- **Your task**
Repeat each line exactly as it is written.

-- start of Entries shown --

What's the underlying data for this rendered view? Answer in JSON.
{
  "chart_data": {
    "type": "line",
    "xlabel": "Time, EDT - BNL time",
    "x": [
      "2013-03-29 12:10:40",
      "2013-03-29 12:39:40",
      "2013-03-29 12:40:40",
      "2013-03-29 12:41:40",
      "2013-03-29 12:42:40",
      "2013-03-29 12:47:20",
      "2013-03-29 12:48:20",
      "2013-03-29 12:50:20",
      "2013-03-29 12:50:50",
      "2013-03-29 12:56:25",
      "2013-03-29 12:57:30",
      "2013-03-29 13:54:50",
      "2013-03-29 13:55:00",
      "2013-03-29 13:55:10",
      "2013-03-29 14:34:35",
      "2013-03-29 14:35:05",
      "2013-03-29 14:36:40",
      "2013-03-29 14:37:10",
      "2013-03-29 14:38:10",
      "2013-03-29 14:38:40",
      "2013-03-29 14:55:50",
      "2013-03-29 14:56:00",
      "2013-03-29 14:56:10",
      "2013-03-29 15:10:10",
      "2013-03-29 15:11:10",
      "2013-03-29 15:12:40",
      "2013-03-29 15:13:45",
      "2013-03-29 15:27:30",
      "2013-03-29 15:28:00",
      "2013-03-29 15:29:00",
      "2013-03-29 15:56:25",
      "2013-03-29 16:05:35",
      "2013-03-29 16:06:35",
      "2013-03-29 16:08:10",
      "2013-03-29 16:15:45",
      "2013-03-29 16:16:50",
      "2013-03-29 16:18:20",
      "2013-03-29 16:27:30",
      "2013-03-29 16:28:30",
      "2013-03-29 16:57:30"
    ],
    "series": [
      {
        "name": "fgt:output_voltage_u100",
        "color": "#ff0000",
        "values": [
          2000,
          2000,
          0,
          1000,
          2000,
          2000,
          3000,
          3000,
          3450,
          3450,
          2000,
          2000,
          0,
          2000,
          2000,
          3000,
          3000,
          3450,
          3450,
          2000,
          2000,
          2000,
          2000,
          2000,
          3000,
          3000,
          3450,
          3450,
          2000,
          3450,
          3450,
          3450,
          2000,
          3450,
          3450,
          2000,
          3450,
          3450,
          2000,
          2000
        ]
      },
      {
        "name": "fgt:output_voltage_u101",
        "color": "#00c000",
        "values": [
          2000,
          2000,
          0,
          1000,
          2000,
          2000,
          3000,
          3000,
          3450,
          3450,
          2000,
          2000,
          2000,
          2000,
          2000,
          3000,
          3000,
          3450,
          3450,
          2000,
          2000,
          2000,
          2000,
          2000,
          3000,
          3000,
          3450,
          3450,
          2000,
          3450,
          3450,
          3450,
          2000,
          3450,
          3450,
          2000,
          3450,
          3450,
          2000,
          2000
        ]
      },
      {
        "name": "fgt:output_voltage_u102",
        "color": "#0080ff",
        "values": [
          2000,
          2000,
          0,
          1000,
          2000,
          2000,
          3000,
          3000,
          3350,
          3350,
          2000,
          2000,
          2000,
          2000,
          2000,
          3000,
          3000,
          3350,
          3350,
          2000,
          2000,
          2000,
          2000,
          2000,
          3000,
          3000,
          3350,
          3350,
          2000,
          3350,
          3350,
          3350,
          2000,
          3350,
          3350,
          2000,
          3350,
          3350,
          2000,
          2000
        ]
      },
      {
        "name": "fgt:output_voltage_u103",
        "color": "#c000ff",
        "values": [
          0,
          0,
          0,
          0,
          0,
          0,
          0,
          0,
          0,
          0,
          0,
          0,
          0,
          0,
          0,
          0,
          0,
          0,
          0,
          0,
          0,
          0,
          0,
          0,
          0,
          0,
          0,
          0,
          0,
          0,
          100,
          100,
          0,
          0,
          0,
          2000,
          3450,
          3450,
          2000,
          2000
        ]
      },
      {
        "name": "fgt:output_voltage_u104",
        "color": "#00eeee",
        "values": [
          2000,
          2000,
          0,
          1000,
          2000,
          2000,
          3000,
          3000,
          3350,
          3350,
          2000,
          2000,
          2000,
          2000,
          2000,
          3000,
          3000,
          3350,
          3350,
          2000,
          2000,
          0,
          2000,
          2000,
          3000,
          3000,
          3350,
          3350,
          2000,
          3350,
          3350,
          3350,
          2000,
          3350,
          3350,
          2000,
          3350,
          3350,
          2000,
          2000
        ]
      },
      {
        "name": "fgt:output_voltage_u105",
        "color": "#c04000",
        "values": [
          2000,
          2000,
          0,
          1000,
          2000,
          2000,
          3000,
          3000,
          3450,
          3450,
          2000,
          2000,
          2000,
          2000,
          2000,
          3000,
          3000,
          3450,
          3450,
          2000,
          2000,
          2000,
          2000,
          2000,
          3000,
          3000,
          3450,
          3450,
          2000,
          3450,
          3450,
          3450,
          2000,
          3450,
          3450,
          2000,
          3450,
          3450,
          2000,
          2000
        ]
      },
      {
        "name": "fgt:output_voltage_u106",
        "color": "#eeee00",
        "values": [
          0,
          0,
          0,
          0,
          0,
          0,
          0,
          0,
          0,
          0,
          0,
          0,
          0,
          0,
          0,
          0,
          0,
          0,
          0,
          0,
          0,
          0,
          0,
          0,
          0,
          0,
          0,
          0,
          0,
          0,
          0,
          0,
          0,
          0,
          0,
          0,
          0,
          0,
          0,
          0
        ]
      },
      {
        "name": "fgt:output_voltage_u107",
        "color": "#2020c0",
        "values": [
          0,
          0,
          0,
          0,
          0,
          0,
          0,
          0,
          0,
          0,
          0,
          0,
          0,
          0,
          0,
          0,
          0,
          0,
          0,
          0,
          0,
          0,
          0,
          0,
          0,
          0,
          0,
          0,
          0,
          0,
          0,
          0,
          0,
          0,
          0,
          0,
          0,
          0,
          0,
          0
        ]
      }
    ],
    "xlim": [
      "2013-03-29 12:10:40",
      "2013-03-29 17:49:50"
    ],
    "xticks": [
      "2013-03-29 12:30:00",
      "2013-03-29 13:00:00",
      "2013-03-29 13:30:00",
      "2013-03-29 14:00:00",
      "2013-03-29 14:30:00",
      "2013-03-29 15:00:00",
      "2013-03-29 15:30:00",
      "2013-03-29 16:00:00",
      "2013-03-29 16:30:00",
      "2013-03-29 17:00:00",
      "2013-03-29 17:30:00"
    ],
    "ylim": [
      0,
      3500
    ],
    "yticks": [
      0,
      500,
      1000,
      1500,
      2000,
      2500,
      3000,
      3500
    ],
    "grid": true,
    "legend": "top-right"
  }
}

-- end of Entries shown --

- **Answer to the task**
What's the underlying data for this rendered view? Answer in JSON.
{
  "chart_data": {
    "type": "line",
    "xlabel": "Time, EDT - BNL time",
    "x": [
      "2013-03-29 12:10:40",
      "2013-03-29 12:39:40",
      "2013-03-29 12:40:40",
      "2013-03-29 12:41:40",
      "2013-03-29 12:42:40",
      "2013-03-29 12:47:20",
      "2013-03-29 12:48:20",
      "2013-03-29 12:50:20",
      "2013-03-29 12:50:50",
      "2013-03-29 12:56:25",
      "2013-03-29 12:57:30",
      "2013-03-29 13:54:50",
      "2013-03-29 13:55:00",
      "2013-03-29 13:55:10",
      "2013-03-29 14:34:35",
      "2013-03-29 14:35:05",
      "2013-03-29 14:36:40",
      "2013-03-29 14:37:10",
      "2013-03-29 14:38:10",
      "2013-03-29 14:38:40",
      "2013-03-29 14:55:50",
      "2013-03-29 14:56:00",
      "2013-03-29 14:56:10",
      "2013-03-29 15:10:10",
      "2013-03-29 15:11:10",
      "2013-03-29 15:12:40",
      "2013-03-29 15:13:45",
      "2013-03-29 15:27:30",
      "2013-03-29 15:28:00",
      "2013-03-29 15:29:00",
      "2013-03-29 15:56:25",
      "2013-03-29 16:05:35",
      "2013-03-29 16:06:35",
      "2013-03-29 16:08:10",
      "2013-03-29 16:15:45",
      "2013-03-29 16:16:50",
      "2013-03-29 16:18:20",
      "2013-03-29 16:27:30",
      "2013-03-29 16:28:30",
      "2013-03-29 16:57:30"
    ],
    "series": [
      {
        "name": "fgt:output_voltage_u100",
        "color": "#ff0000",
        "values": [
          2000,
          2000,
          0,
          1000,
          2000,
          2000,
          3000,
          3000,
          3450,
          3450,
          2000,
          2000,
          0,
          2000,
          2000,
          3000,
          3000,
          3450,
          3450,
          2000,
          2000,
          2000,
          2000,
          2000,
          3000,
          3000,
          3450,
          3450,
          2000,
          3450,
          3450,
          3450,
          2000,
          3450,
          3450,
          2000,
          3450,
          3450,
          2000,
          2000
        ]
      },
      {
        "name": "fgt:output_voltage_u101",
        "color": "#00c000",
        "values": [
          2000,
          2000,
          0,
          1000,
          2000,
          2000,
          3000,
          3000,
          3450,
          3450,
          2000,
          2000,
          2000,
          2000,
          2000,
          3000,
          3000,
          3450,
          3450,
          2000,
          2000,
          2000,
          2000,
          2000,
          3000,
          3000,
          3450,
          3450,
          2000,
          3450,
          3450,
          3450,
          2000,
          3450,
          3450,
          2000,
          3450,
          3450,
          2000,
          2000
        ]
      },
      {
        "name": "fgt:output_voltage_u102",
        "color": "#0080ff",
        "values": [
          2000,
          2000,
          0,
          1000,
          2000,
          2000,
          3000,
          3000,
          3350,
          3350,
          2000,
          2000,
          2000,
          2000,
          2000,
          3000,
          3000,
          3350,
          3350,
          2000,
          2000,
          2000,
          2000,
          2000,
          3000,
          3000,
          3350,
          3350,
          2000,
          3350,
          3350,
          3350,
          2000,
          3350,
          3350,
          2000,
          3350,
          3350,
          2000,
          2000
        ]
      },
      {
        "name": "fgt:output_voltage_u103",
        "color": "#c000ff",
        "values": [
          0,
          0,
          0,
          0,
          0,
          0,
          0,
          0,
          0,
          0,
          0,
          0,
          0,
          0,
          0,
          0,
          0,
          0,
          0,
          0,
          0,
          0,
          0,
          0,
          0,
          0,
          0,
          0,
          0,
          0,
          100,
          100,
          0,
          0,
          0,
          2000,
          3450,
          3450,
          2000,
          2000
        ]
      },
      {
        "name": "fgt:output_voltage_u104",
        "color": "#00eeee",
        "values": [
          2000,
          2000,
          0,
          1000,
          2000,
          2000,
          3000,
          3000,
          3350,
          3350,
          2000,
          2000,
          2000,
          2000,
          2000,
          3000,
          3000,
          3350,
          3350,
          2000,
          2000,
          0,
          2000,
          2000,
          3000,
          3000,
          3350,
          3350,
          2000,
          3350,
          3350,
          3350,
          2000,
          3350,
          3350,
          2000,
          3350,
          3350,
          2000,
          2000
        ]
      },
      {
        "name": "fgt:output_voltage_u105",
        "color": "#c04000",
        "values": [
          2000,
          2000,
          0,
          1000,
          2000,
          2000,
          3000,
          3000,
          3450,
          3450,
          2000,
          2000,
          2000,
          2000,
          2000,
          3000,
          3000,
          3450,
          3450,
          2000,
          2000,
          2000,
          2000,
          2000,
          3000,
          3000,
          3450,
          3450,
          2000,
          3450,
          3450,
          3450,
          2000,
          3450,
          3450,
          2000,
          3450,
          3450,
          2000,
          2000
        ]
      },
      {
        "name": "fgt:output_voltage_u106",
        "color": "#eeee00",
        "values": [
          0,
          0,
          0,
          0,
          0,
          0,
          0,
          0,
          0,
          0,
          0,
          0,
          0,
          0,
          0,
          0,
          0,
          0,
          0,
          0,
          0,
          0,
          0,
          0,
          0,
          0,
          0,
          0,
          0,
          0,
          0,
          0,
          0,
          0,
          0,
          0,
          0,
          0,
          0,
          0
        ]
      },
      {
        "name": "fgt:output_voltage_u107",
        "color": "#2020c0",
        "values": [
          0,
          0,
          0,
          0,
          0,
          0,
          0,
          0,
          0,
          0,
          0,
          0,
          0,
          0,
          0,
          0,
          0,
          0,
          0,
          0,
          0,
          0,
          0,
          0,
          0,
          0,
          0,
          0,
          0,
          0,
          0,
          0,
          0,
          0,
          0,
          0,
          0,
          0,
          0,
          0
        ]
      }
    ],
    "xlim": [
      "2013-03-29 12:10:40",
      "2013-03-29 17:49:50"
    ],
    "xticks": [
      "2013-03-29 12:30:00",
      "2013-03-29 13:00:00",
      "2013-03-29 13:30:00",
      "2013-03-29 14:00:00",
      "2013-03-29 14:30:00",
      "2013-03-29 15:00:00",
      "2013-03-29 15:30:00",
      "2013-03-29 16:00:00",
      "2013-03-29 16:30:00",
      "2013-03-29 17:00:00",
      "2013-03-29 17:30:00"
    ],
    "ylim": [
      0,
      3500
    ],
    "yticks": [
      0,
      500,
      1000,
      1500,
      2000,
      2500,
      3000,
      3500
    ],
    "grid": true,
    "legend": "top-right"
  }
}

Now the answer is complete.